• _What you are asked to do_
Can you transcribe every entry word for word, skipping the images?

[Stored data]
>> begin

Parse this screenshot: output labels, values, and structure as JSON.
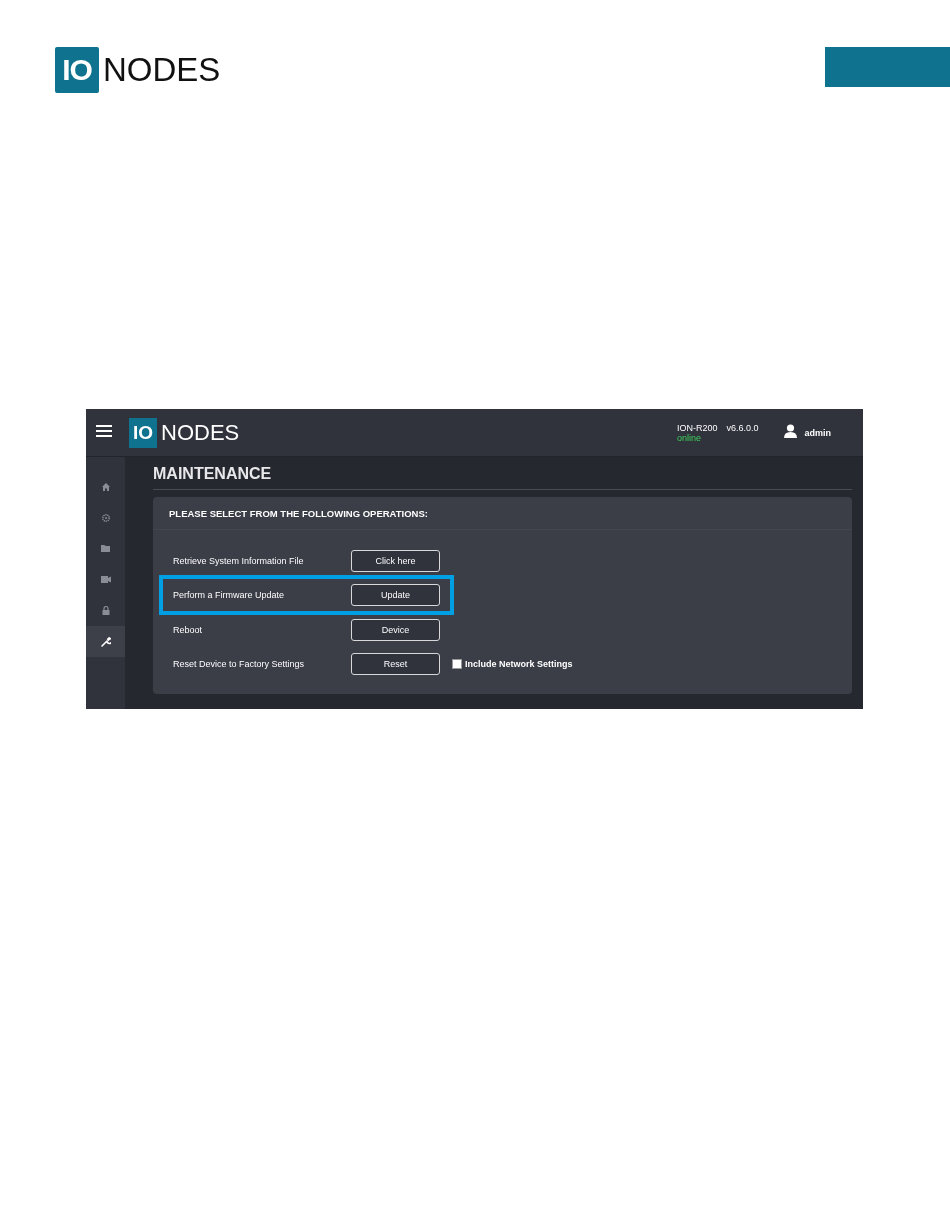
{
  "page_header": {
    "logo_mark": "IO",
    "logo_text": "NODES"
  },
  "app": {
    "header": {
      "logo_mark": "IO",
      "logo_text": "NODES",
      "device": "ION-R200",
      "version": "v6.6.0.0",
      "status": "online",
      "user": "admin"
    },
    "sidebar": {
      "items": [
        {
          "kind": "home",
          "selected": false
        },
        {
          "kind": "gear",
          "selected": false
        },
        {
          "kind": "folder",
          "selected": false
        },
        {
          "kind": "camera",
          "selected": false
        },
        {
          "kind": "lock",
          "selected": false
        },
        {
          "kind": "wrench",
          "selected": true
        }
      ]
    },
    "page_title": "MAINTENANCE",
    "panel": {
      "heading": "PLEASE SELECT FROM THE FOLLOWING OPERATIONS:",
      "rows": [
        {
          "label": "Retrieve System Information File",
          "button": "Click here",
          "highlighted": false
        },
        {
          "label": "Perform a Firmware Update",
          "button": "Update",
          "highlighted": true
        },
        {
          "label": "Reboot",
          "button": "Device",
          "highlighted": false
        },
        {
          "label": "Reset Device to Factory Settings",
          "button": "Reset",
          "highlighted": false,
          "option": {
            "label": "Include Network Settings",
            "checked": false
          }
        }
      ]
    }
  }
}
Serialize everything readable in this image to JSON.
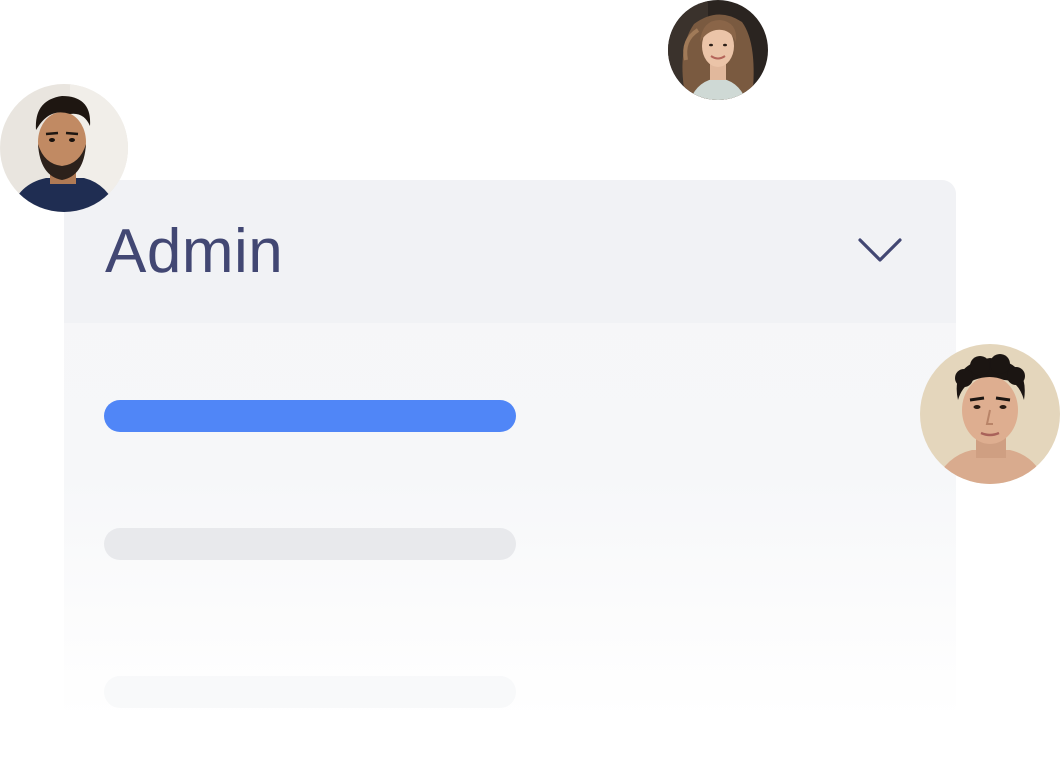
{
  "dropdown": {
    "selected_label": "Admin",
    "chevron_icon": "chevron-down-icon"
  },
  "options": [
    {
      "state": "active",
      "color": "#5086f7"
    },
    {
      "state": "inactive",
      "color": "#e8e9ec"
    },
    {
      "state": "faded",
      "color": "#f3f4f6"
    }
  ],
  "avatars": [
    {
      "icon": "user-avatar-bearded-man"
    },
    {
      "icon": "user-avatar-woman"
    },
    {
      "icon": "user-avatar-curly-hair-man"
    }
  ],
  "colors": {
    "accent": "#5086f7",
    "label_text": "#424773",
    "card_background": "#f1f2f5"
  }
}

>> end

• _Output for this task_
Parse this screenshot: output labels, values, and structure as JSON.
{
  "page_header": {
    "logo_mark": "IO",
    "logo_text": "NODES"
  },
  "app": {
    "header": {
      "logo_mark": "IO",
      "logo_text": "NODES",
      "device": "ION-R200",
      "version": "v6.6.0.0",
      "status": "online",
      "user": "admin"
    },
    "sidebar": {
      "items": [
        {
          "kind": "home",
          "selected": false
        },
        {
          "kind": "gear",
          "selected": false
        },
        {
          "kind": "folder",
          "selected": false
        },
        {
          "kind": "camera",
          "selected": false
        },
        {
          "kind": "lock",
          "selected": false
        },
        {
          "kind": "wrench",
          "selected": true
        }
      ]
    },
    "page_title": "MAINTENANCE",
    "panel": {
      "heading": "PLEASE SELECT FROM THE FOLLOWING OPERATIONS:",
      "rows": [
        {
          "label": "Retrieve System Information File",
          "button": "Click here",
          "highlighted": false
        },
        {
          "label": "Perform a Firmware Update",
          "button": "Update",
          "highlighted": true
        },
        {
          "label": "Reboot",
          "button": "Device",
          "highlighted": false
        },
        {
          "label": "Reset Device to Factory Settings",
          "button": "Reset",
          "highlighted": false,
          "option": {
            "label": "Include Network Settings",
            "checked": false
          }
        }
      ]
    }
  }
}
Serialize everything readable in this image to JSON.
{
  "dropdown": {
    "selected_label": "Admin",
    "chevron_icon": "chevron-down-icon"
  },
  "options": [
    {
      "state": "active",
      "color": "#5086f7"
    },
    {
      "state": "inactive",
      "color": "#e8e9ec"
    },
    {
      "state": "faded",
      "color": "#f3f4f6"
    }
  ],
  "avatars": [
    {
      "icon": "user-avatar-bearded-man"
    },
    {
      "icon": "user-avatar-woman"
    },
    {
      "icon": "user-avatar-curly-hair-man"
    }
  ],
  "colors": {
    "accent": "#5086f7",
    "label_text": "#424773",
    "card_background": "#f1f2f5"
  }
}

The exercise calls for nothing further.